Take down each entry exactly as written.
-- start DATASET RECORDS --
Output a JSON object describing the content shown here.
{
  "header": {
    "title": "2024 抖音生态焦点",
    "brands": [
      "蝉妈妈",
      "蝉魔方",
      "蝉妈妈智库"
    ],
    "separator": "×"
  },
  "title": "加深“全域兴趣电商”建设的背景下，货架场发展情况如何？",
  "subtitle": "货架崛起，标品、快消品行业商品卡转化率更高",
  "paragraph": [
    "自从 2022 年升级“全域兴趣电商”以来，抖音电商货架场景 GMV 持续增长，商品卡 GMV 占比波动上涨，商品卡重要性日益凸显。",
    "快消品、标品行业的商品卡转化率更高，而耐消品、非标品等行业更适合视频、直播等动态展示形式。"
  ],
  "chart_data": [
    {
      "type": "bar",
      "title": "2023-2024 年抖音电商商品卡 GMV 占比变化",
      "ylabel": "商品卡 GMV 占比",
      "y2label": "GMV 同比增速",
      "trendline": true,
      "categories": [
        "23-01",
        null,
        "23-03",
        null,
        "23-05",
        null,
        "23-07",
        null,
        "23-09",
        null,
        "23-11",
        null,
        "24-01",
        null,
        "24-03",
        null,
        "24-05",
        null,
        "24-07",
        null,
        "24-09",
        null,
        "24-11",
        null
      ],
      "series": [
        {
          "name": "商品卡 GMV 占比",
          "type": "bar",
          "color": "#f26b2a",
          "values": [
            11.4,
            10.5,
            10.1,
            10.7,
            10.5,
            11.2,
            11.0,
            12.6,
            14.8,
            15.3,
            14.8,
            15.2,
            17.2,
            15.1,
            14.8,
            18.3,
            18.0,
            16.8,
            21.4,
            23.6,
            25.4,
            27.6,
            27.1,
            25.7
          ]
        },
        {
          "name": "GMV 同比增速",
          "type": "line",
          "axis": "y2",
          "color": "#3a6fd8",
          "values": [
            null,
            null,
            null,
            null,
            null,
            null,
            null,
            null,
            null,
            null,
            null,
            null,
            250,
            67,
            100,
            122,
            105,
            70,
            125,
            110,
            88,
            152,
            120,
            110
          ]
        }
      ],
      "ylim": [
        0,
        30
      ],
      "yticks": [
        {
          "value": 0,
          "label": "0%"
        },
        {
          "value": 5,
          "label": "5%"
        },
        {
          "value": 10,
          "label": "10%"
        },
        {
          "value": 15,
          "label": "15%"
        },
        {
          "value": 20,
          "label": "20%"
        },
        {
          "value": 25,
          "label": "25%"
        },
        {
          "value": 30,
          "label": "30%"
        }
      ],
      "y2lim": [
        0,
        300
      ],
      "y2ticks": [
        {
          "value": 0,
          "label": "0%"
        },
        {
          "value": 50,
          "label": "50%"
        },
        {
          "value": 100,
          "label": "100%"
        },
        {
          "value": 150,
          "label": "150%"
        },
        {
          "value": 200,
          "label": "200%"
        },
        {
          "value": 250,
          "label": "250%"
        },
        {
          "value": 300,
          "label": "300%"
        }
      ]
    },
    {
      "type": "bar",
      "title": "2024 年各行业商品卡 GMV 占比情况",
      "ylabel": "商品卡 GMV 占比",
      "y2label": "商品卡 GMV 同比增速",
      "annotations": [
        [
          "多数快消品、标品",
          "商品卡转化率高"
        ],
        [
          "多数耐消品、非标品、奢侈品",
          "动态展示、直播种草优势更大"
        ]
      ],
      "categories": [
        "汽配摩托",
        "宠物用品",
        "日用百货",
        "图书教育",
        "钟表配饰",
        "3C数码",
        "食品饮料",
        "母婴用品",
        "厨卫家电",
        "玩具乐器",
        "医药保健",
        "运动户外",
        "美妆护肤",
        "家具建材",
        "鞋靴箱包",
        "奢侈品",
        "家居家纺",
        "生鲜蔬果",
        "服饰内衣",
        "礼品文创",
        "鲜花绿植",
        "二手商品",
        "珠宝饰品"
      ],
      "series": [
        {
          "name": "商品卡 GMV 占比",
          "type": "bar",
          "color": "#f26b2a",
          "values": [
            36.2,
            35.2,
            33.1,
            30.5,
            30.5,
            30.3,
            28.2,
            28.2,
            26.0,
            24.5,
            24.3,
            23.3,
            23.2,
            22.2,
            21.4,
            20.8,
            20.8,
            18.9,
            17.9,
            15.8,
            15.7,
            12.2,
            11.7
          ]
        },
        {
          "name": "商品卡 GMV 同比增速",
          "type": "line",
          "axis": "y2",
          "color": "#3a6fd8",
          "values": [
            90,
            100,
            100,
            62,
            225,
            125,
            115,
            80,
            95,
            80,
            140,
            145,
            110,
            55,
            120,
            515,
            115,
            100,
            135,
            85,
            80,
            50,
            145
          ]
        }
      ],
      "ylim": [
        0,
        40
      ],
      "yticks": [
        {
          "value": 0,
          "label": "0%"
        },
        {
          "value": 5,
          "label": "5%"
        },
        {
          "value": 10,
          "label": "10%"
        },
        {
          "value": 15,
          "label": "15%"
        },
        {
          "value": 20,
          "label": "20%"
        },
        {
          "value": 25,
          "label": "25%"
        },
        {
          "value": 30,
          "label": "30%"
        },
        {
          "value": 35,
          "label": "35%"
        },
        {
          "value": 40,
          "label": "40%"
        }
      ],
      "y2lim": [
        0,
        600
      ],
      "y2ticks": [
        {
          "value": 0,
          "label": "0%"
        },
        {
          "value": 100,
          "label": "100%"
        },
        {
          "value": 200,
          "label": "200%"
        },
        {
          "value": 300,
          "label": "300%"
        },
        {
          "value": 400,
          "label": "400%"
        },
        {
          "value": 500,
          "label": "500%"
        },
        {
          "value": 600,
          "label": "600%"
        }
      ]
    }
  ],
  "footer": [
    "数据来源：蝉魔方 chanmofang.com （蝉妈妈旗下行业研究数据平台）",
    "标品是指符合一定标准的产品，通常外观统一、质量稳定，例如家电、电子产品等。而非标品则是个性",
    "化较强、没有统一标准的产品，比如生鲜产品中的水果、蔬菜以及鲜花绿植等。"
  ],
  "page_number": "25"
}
-- end DATASET RECORDS --
## THE RESPONSE
Output a JSON object describing the content shown here.
{
  "header": {
    "title": "2024 抖音生态焦点",
    "brands": [
      "蝉妈妈",
      "蝉魔方",
      "蝉妈妈智库"
    ],
    "separator": "×"
  },
  "title": "加深“全域兴趣电商”建设的背景下，货架场发展情况如何？",
  "subtitle": "货架崛起，标品、快消品行业商品卡转化率更高",
  "paragraph": [
    "自从 2022 年升级“全域兴趣电商”以来，抖音电商货架场景 GMV 持续增长，商品卡 GMV 占比波动上涨，商品卡重要性日益凸显。",
    "快消品、标品行业的商品卡转化率更高，而耐消品、非标品等行业更适合视频、直播等动态展示形式。"
  ],
  "chart_data": [
    {
      "type": "bar",
      "title": "2023-2024 年抖音电商商品卡 GMV 占比变化",
      "ylabel": "商品卡 GMV 占比",
      "y2label": "GMV 同比增速",
      "trendline": true,
      "categories": [
        "23-01",
        null,
        "23-03",
        null,
        "23-05",
        null,
        "23-07",
        null,
        "23-09",
        null,
        "23-11",
        null,
        "24-01",
        null,
        "24-03",
        null,
        "24-05",
        null,
        "24-07",
        null,
        "24-09",
        null,
        "24-11",
        null
      ],
      "series": [
        {
          "name": "商品卡 GMV 占比",
          "type": "bar",
          "color": "#f26b2a",
          "values": [
            11.4,
            10.5,
            10.1,
            10.7,
            10.5,
            11.2,
            11.0,
            12.6,
            14.8,
            15.3,
            14.8,
            15.2,
            17.2,
            15.1,
            14.8,
            18.3,
            18.0,
            16.8,
            21.4,
            23.6,
            25.4,
            27.6,
            27.1,
            25.7
          ]
        },
        {
          "name": "GMV 同比增速",
          "type": "line",
          "axis": "y2",
          "color": "#3a6fd8",
          "values": [
            null,
            null,
            null,
            null,
            null,
            null,
            null,
            null,
            null,
            null,
            null,
            null,
            250,
            67,
            100,
            122,
            105,
            70,
            125,
            110,
            88,
            152,
            120,
            110
          ]
        }
      ],
      "ylim": [
        0,
        30
      ],
      "yticks": [
        {
          "value": 0,
          "label": "0%"
        },
        {
          "value": 5,
          "label": "5%"
        },
        {
          "value": 10,
          "label": "10%"
        },
        {
          "value": 15,
          "label": "15%"
        },
        {
          "value": 20,
          "label": "20%"
        },
        {
          "value": 25,
          "label": "25%"
        },
        {
          "value": 30,
          "label": "30%"
        }
      ],
      "y2lim": [
        0,
        300
      ],
      "y2ticks": [
        {
          "value": 0,
          "label": "0%"
        },
        {
          "value": 50,
          "label": "50%"
        },
        {
          "value": 100,
          "label": "100%"
        },
        {
          "value": 150,
          "label": "150%"
        },
        {
          "value": 200,
          "label": "200%"
        },
        {
          "value": 250,
          "label": "250%"
        },
        {
          "value": 300,
          "label": "300%"
        }
      ]
    },
    {
      "type": "bar",
      "title": "2024 年各行业商品卡 GMV 占比情况",
      "ylabel": "商品卡 GMV 占比",
      "y2label": "商品卡 GMV 同比增速",
      "annotations": [
        [
          "多数快消品、标品",
          "商品卡转化率高"
        ],
        [
          "多数耐消品、非标品、奢侈品",
          "动态展示、直播种草优势更大"
        ]
      ],
      "categories": [
        "汽配摩托",
        "宠物用品",
        "日用百货",
        "图书教育",
        "钟表配饰",
        "3C数码",
        "食品饮料",
        "母婴用品",
        "厨卫家电",
        "玩具乐器",
        "医药保健",
        "运动户外",
        "美妆护肤",
        "家具建材",
        "鞋靴箱包",
        "奢侈品",
        "家居家纺",
        "生鲜蔬果",
        "服饰内衣",
        "礼品文创",
        "鲜花绿植",
        "二手商品",
        "珠宝饰品"
      ],
      "series": [
        {
          "name": "商品卡 GMV 占比",
          "type": "bar",
          "color": "#f26b2a",
          "values": [
            36.2,
            35.2,
            33.1,
            30.5,
            30.5,
            30.3,
            28.2,
            28.2,
            26.0,
            24.5,
            24.3,
            23.3,
            23.2,
            22.2,
            21.4,
            20.8,
            20.8,
            18.9,
            17.9,
            15.8,
            15.7,
            12.2,
            11.7
          ]
        },
        {
          "name": "商品卡 GMV 同比增速",
          "type": "line",
          "axis": "y2",
          "color": "#3a6fd8",
          "values": [
            90,
            100,
            100,
            62,
            225,
            125,
            115,
            80,
            95,
            80,
            140,
            145,
            110,
            55,
            120,
            515,
            115,
            100,
            135,
            85,
            80,
            50,
            145
          ]
        }
      ],
      "ylim": [
        0,
        40
      ],
      "yticks": [
        {
          "value": 0,
          "label": "0%"
        },
        {
          "value": 5,
          "label": "5%"
        },
        {
          "value": 10,
          "label": "10%"
        },
        {
          "value": 15,
          "label": "15%"
        },
        {
          "value": 20,
          "label": "20%"
        },
        {
          "value": 25,
          "label": "25%"
        },
        {
          "value": 30,
          "label": "30%"
        },
        {
          "value": 35,
          "label": "35%"
        },
        {
          "value": 40,
          "label": "40%"
        }
      ],
      "y2lim": [
        0,
        600
      ],
      "y2ticks": [
        {
          "value": 0,
          "label": "0%"
        },
        {
          "value": 100,
          "label": "100%"
        },
        {
          "value": 200,
          "label": "200%"
        },
        {
          "value": 300,
          "label": "300%"
        },
        {
          "value": 400,
          "label": "400%"
        },
        {
          "value": 500,
          "label": "500%"
        },
        {
          "value": 600,
          "label": "600%"
        }
      ]
    }
  ],
  "footer": [
    "数据来源：蝉魔方 chanmofang.com （蝉妈妈旗下行业研究数据平台）",
    "标品是指符合一定标准的产品，通常外观统一、质量稳定，例如家电、电子产品等。而非标品则是个性",
    "化较强、没有统一标准的产品，比如生鲜产品中的水果、蔬菜以及鲜花绿植等。"
  ],
  "page_number": "25"
}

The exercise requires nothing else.